— begin Excerpted text —

Ranchers decry ‘arrogant’ Silicon Valley billionaires buying up land for ‘fantasy’ city near San Francisco: ‘We are now totally surrounded’

(Credit: Liz Hafalia/The San Francisco Chronicle via Getty Images)

Silicon Valley tech elites have their reasons for wanting to build a new city near San Francisco. For starters, they’re fed up with the crime, drug markets, and homeless encampments—not to mention the sky-high housing costs and flight of companies from downtown.

With that in mind, a group of them have spent nearly $1 billion buying up land in Solano County, about 60 miles outside San Francisco. Their idea is to build a utopian city with new homes, orchards, a solar-energy farm, and plenty of parks and open space. 

Less thrilled about the idea are Jeanne McCormack and Al Medvitz, owners of the 125-year-old, 3,700-acre McCormack Ranch, which is now surrounded—aside from a stretch facing the Sacramento River—by property bought for the planned city. McCormack is baffled by the project and its billionaire backers.

“They are so arrogant it’s amazing,” McCormack told the San Francisco Chronicle. “They know what they are going to do but they don’t even know anyone who lives here?” 

A farming community, she notes, should be big enough to support auxiliary businesses—repair shops, feed stores, slaughterhouses—and enable farmers to occasionally share resources and lease land to one another. Instead she’s seen one neighbor after another sell their property.

“We have new issues because we have to deal with neighbors who have no experience or expertise in agriculture,” said McCormack, whose ranch includes wheat, alfalfa, grape vineyards and more 1,800 sheep.

— end Excerpted text —
— begin Supplied information —

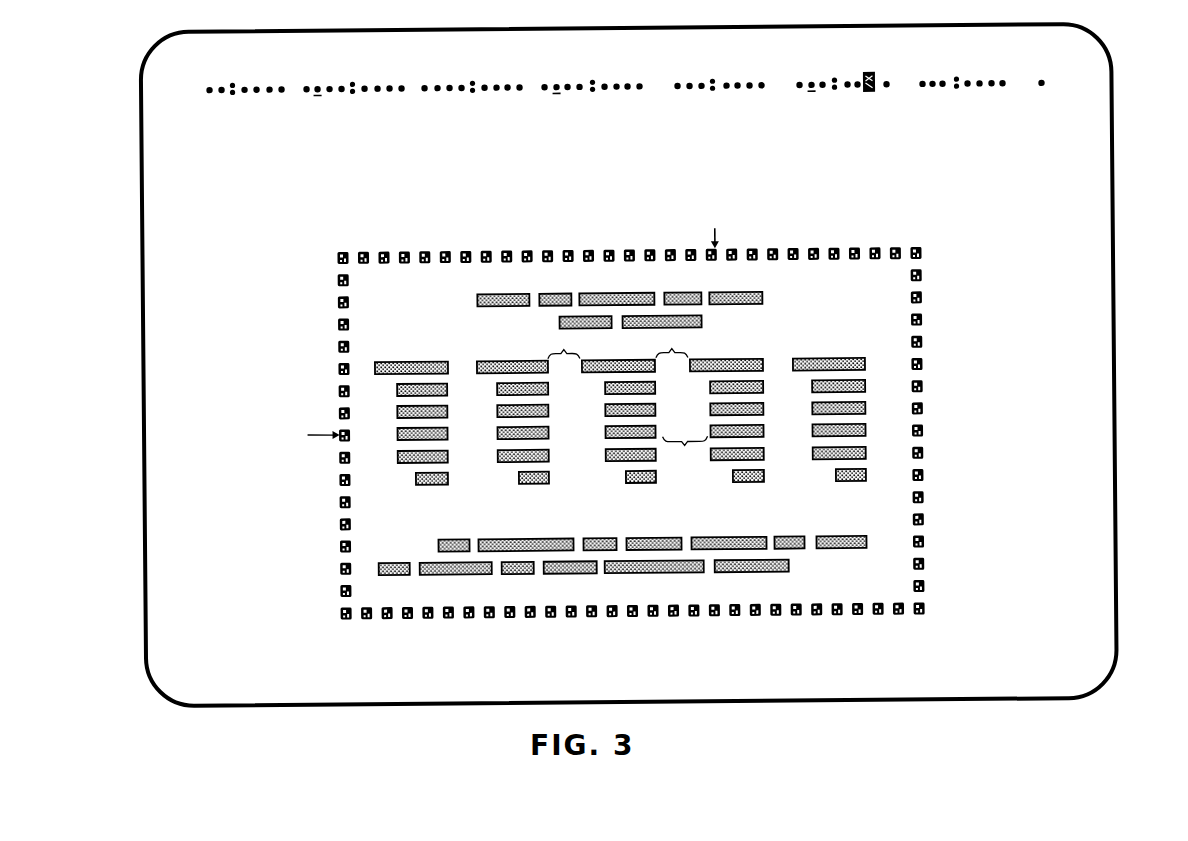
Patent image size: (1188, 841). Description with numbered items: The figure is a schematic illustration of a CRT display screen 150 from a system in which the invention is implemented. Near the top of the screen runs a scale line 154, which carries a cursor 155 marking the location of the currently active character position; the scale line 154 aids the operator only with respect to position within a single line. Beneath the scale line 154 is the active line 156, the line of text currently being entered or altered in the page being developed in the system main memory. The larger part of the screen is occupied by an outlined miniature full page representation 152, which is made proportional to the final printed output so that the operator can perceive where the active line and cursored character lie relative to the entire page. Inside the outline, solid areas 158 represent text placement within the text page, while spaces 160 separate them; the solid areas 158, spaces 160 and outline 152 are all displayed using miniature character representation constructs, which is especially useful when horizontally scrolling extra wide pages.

— end Supplied information —

> _The request_:
Write out the passage in the article on the Solano County land purchases above between "(Credit: Liz Hafalia/The" and "companies from downtown.", inclusive, with its wording unchanged.

> _Response_:
(Credit: Liz Hafalia/The San Francisco Chronicle via Getty Images)

Silicon Valley tech elites have their reasons for wanting to build a new city near San Francisco. For starters, they’re fed up with the crime, drug markets, and homeless encampments—not to mention the sky-high housing costs and flight of companies from downtown.